**PROBLEM REQUIREMENTS:** Give only the number of lines that contain the word "JSON".

**SUPPLIED MATERIAL:**
<<<<

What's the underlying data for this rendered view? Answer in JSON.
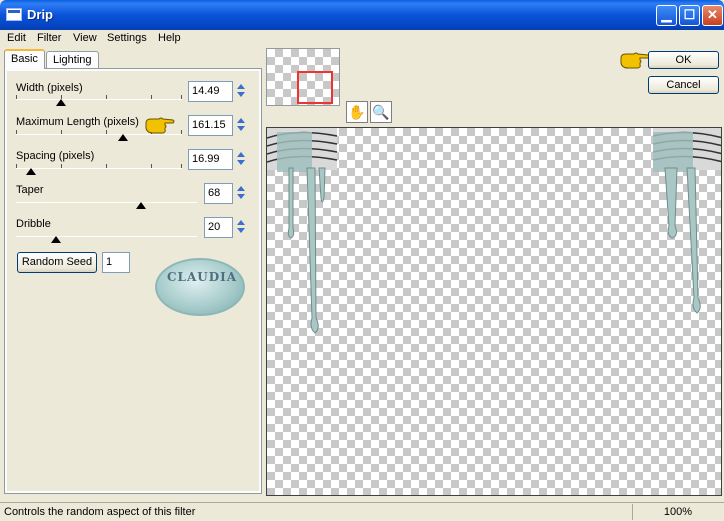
{
  "window": {
    "title": "Drip"
  },
  "menu": [
    "Edit",
    "Filter",
    "View",
    "Settings",
    "Help"
  ],
  "tabs": {
    "basic": "Basic",
    "lighting": "Lighting"
  },
  "controls": [
    {
      "label": "Width (pixels)",
      "value": "14.49"
    },
    {
      "label": "Maximum Length (pixels)",
      "value": "161.15"
    },
    {
      "label": "Spacing (pixels)",
      "value": "16.99"
    },
    {
      "label": "Taper",
      "value": "68"
    },
    {
      "label": "Dribble",
      "value": "20"
    }
  ],
  "random_seed": {
    "label": "Random Seed",
    "value": "1"
  },
  "watermark": {
    "text": "CLAUDIA"
  },
  "buttons": {
    "ok": "OK",
    "cancel": "Cancel"
  },
  "status": {
    "text": "Controls the random aspect of this filter",
    "zoom": "100%"
  },
  "colors": {
    "titlebar": "#0a54d8",
    "face": "#ece9d8",
    "pointer_hand": "#f2c200",
    "drip": "#a9c7c5"
  },
  "icons": {
    "pan": "hand-icon",
    "zoom": "magnifier-icon"
  }
}
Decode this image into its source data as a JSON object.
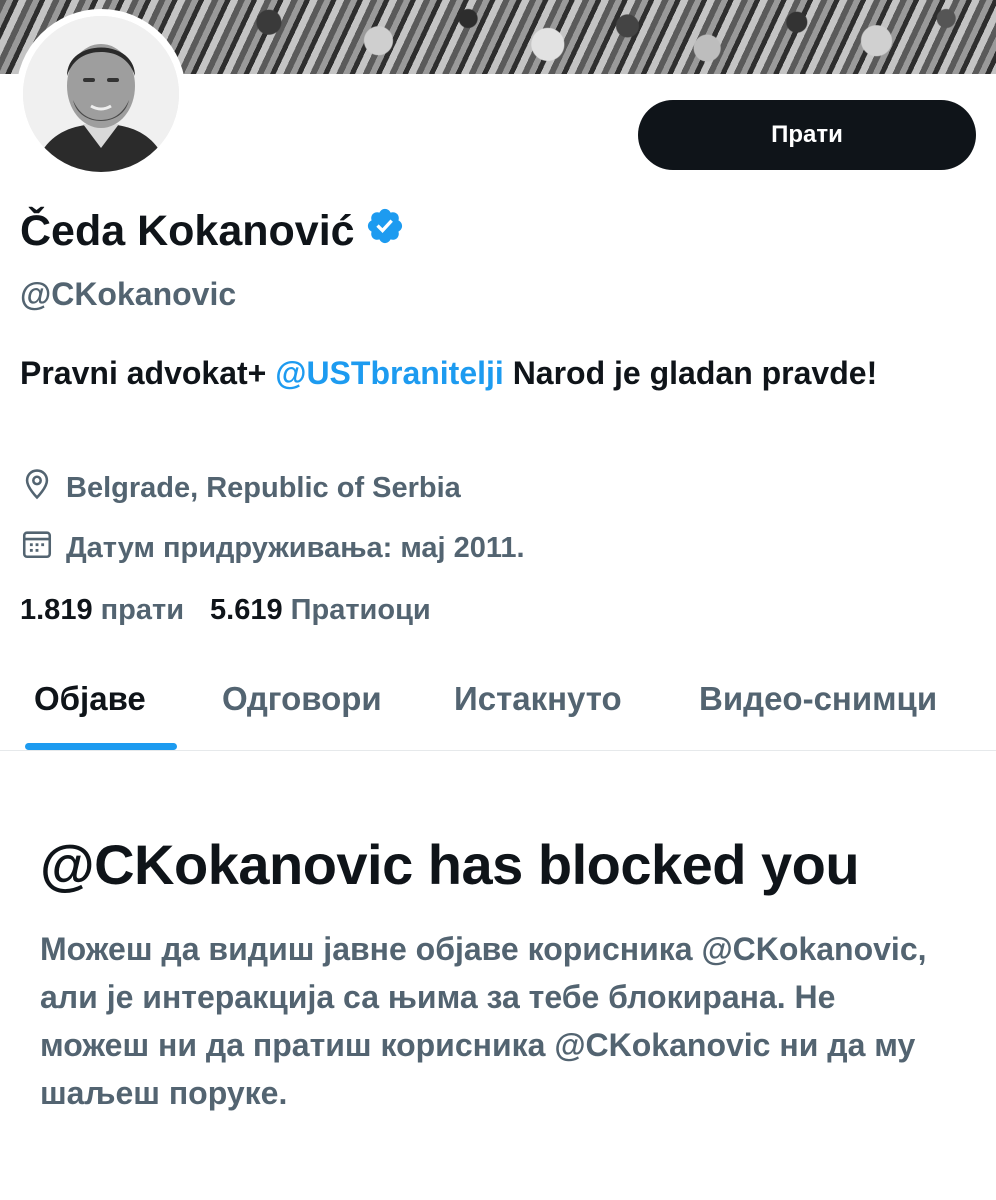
{
  "profile": {
    "display_name": "Čeda Kokanović",
    "handle": "@CKokanovic",
    "follow_label": "Прати",
    "bio": {
      "part1": "Pravni advokat+ ",
      "mention": "@USTbranitelji",
      "part2": " Narod je gladan pravde!"
    },
    "location": "Belgrade, Republic of Serbia",
    "joined": "Датум придруживања: мај 2011.",
    "following_count": "1.819",
    "following_label": "прати",
    "followers_count": "5.619",
    "followers_label": "Пратиоци"
  },
  "tabs": [
    {
      "label": "Објаве"
    },
    {
      "label": "Одговори"
    },
    {
      "label": "Истакнуто"
    },
    {
      "label": "Видео-снимци"
    }
  ],
  "blocked": {
    "title": "@CKokanovic has blocked you",
    "message": "Можеш да видиш јавне објаве корисника @CKokanovic,  али је интеракција са њима за тебе блокирана. Не можеш ни да пратиш корисника @CKokanovic ни да му шаљеш поруке."
  },
  "icons": {
    "verified": "verified-badge-icon",
    "location": "location-pin-icon",
    "calendar": "calendar-icon"
  },
  "colors": {
    "accent": "#1d9bf0",
    "text": "#0f1419",
    "secondary": "#536471",
    "button": "#0f1419"
  }
}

>>>>

**SOLUTION FOR THIS TASK:** 2